### Given exercise
In the records below, find the line containing "Decode this image"; give it again exactly, along with every line that follows, and nothing else.

### Raw data

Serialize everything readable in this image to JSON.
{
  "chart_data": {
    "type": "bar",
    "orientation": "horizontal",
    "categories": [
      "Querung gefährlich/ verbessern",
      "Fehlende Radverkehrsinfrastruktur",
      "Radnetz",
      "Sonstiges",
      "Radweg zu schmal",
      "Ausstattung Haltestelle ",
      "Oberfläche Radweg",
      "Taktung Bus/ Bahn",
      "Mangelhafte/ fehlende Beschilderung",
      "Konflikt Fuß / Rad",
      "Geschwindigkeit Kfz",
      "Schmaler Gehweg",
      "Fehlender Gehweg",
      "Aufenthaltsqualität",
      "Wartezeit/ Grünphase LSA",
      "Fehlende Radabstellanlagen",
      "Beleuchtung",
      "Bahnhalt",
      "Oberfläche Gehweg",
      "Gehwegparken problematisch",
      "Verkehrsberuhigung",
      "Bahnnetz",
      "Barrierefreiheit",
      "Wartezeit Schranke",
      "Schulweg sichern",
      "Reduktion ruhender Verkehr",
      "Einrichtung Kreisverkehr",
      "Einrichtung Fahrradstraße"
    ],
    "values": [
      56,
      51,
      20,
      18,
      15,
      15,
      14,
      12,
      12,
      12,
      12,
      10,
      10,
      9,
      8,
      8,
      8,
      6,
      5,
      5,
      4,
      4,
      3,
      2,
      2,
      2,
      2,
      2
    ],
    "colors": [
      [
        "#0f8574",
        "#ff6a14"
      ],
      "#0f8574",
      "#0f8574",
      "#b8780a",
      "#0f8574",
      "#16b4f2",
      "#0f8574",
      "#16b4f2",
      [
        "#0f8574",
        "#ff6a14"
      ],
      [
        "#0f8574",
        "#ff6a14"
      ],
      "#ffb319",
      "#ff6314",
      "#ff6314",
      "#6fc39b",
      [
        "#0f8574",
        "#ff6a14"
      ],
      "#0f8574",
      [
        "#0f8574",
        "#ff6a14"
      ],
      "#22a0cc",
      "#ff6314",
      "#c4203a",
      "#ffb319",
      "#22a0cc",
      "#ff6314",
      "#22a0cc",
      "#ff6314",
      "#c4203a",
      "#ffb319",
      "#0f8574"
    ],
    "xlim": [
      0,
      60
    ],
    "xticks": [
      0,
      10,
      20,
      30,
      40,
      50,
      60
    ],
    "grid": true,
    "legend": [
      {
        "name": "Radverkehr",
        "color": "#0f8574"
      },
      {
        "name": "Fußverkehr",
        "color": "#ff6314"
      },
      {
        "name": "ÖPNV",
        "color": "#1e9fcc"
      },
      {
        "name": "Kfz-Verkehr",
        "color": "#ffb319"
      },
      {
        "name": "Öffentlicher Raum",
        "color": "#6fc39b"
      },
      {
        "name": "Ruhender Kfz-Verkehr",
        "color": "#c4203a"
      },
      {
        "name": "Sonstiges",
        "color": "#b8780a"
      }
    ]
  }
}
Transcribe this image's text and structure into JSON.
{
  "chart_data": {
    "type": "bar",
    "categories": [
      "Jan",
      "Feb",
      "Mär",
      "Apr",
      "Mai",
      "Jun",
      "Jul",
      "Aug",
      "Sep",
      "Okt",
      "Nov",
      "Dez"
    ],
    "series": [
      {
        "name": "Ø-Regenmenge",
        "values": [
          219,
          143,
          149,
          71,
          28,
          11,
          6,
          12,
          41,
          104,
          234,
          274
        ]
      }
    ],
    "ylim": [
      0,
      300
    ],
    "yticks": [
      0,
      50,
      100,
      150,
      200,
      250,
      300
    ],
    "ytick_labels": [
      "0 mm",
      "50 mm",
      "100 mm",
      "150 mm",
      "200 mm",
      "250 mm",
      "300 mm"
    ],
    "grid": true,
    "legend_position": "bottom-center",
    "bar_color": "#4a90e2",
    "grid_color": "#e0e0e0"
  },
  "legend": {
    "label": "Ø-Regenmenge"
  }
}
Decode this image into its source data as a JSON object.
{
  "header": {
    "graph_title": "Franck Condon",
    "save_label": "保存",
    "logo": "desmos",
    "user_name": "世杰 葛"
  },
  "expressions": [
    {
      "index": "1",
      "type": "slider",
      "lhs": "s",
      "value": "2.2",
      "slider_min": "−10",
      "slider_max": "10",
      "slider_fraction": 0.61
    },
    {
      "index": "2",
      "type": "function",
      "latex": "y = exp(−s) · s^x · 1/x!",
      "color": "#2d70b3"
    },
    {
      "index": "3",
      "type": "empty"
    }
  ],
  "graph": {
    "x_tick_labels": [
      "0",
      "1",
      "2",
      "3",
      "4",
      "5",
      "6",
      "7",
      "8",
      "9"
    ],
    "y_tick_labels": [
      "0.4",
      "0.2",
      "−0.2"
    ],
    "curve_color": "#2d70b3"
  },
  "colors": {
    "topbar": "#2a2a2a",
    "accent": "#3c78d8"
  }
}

### Correct answer
Decode this image into its source data as a JSON object.
{
  "header": {
    "graph_title": "Franck Condon",
    "save_label": "保存",
    "logo": "desmos",
    "user_name": "世杰 葛"
  },
  "expressions": [
    {
      "index": "1",
      "type": "slider",
      "lhs": "s",
      "value": "2.2",
      "slider_min": "−10",
      "slider_max": "10",
      "slider_fraction": 0.61
    },
    {
      "index": "2",
      "type": "function",
      "latex": "y = exp(−s) · s^x · 1/x!",
      "color": "#2d70b3"
    },
    {
      "index": "3",
      "type": "empty"
    }
  ],
  "graph": {
    "x_tick_labels": [
      "0",
      "1",
      "2",
      "3",
      "4",
      "5",
      "6",
      "7",
      "8",
      "9"
    ],
    "y_tick_labels": [
      "0.4",
      "0.2",
      "−0.2"
    ],
    "curve_color": "#2d70b3"
  },
  "colors": {
    "topbar": "#2a2a2a",
    "accent": "#3c78d8"
  }
}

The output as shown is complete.